=== Supplied material ===
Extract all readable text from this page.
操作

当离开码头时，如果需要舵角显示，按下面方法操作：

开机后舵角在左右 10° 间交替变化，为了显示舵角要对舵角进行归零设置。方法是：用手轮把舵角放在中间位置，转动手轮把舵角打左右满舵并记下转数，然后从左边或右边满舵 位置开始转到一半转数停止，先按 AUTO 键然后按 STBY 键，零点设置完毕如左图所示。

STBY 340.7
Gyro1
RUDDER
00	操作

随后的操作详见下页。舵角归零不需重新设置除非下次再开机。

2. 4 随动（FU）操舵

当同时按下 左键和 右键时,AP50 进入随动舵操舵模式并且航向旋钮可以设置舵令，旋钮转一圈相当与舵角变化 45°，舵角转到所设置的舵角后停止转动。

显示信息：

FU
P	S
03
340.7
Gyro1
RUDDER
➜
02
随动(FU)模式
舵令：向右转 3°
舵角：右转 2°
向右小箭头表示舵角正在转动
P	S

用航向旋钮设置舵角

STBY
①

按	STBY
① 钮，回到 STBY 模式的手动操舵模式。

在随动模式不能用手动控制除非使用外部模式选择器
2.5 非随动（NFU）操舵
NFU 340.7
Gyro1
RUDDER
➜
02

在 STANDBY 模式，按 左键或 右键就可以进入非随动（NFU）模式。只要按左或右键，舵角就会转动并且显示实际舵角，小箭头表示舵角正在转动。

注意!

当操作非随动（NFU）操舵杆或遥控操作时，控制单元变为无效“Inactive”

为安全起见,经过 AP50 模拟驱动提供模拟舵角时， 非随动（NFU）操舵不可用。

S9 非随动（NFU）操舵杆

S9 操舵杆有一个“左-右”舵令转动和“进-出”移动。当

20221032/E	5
===
What you will do>
Quote every record above exactly.

Written reply>
Extract all readable text from this page.
操作

当离开码头时，如果需要舵角显示，按下面方法操作：

开机后舵角在左右 10° 间交替变化，为了显示舵角要对舵角进行归零设置。方法是：用手轮把舵角放在中间位置，转动手轮把舵角打左右满舵并记下转数，然后从左边或右边满舵 位置开始转到一半转数停止，先按 AUTO 键然后按 STBY 键，零点设置完毕如左图所示。

STBY 340.7
Gyro1
RUDDER
00	操作

随后的操作详见下页。舵角归零不需重新设置除非下次再开机。

2. 4 随动（FU）操舵

当同时按下 左键和 右键时,AP50 进入随动舵操舵模式并且航向旋钮可以设置舵令，旋钮转一圈相当与舵角变化 45°，舵角转到所设置的舵角后停止转动。

显示信息：

FU
P	S
03
340.7
Gyro1
RUDDER
➜
02
随动(FU)模式
舵令：向右转 3°
舵角：右转 2°
向右小箭头表示舵角正在转动
P	S

用航向旋钮设置舵角

STBY
①

按	STBY
① 钮，回到 STBY 模式的手动操舵模式。

在随动模式不能用手动控制除非使用外部模式选择器
2.5 非随动（NFU）操舵
NFU 340.7
Gyro1
RUDDER
➜
02

在 STANDBY 模式，按 左键或 右键就可以进入非随动（NFU）模式。只要按左或右键，舵角就会转动并且显示实际舵角，小箭头表示舵角正在转动。

注意!

当操作非随动（NFU）操舵杆或遥控操作时，控制单元变为无效“Inactive”

为安全起见,经过 AP50 模拟驱动提供模拟舵角时， 非随动（NFU）操舵不可用。

S9 非随动（NFU）操舵杆

S9 操舵杆有一个“左-右”舵令转动和“进-出”移动。当

20221032/E	5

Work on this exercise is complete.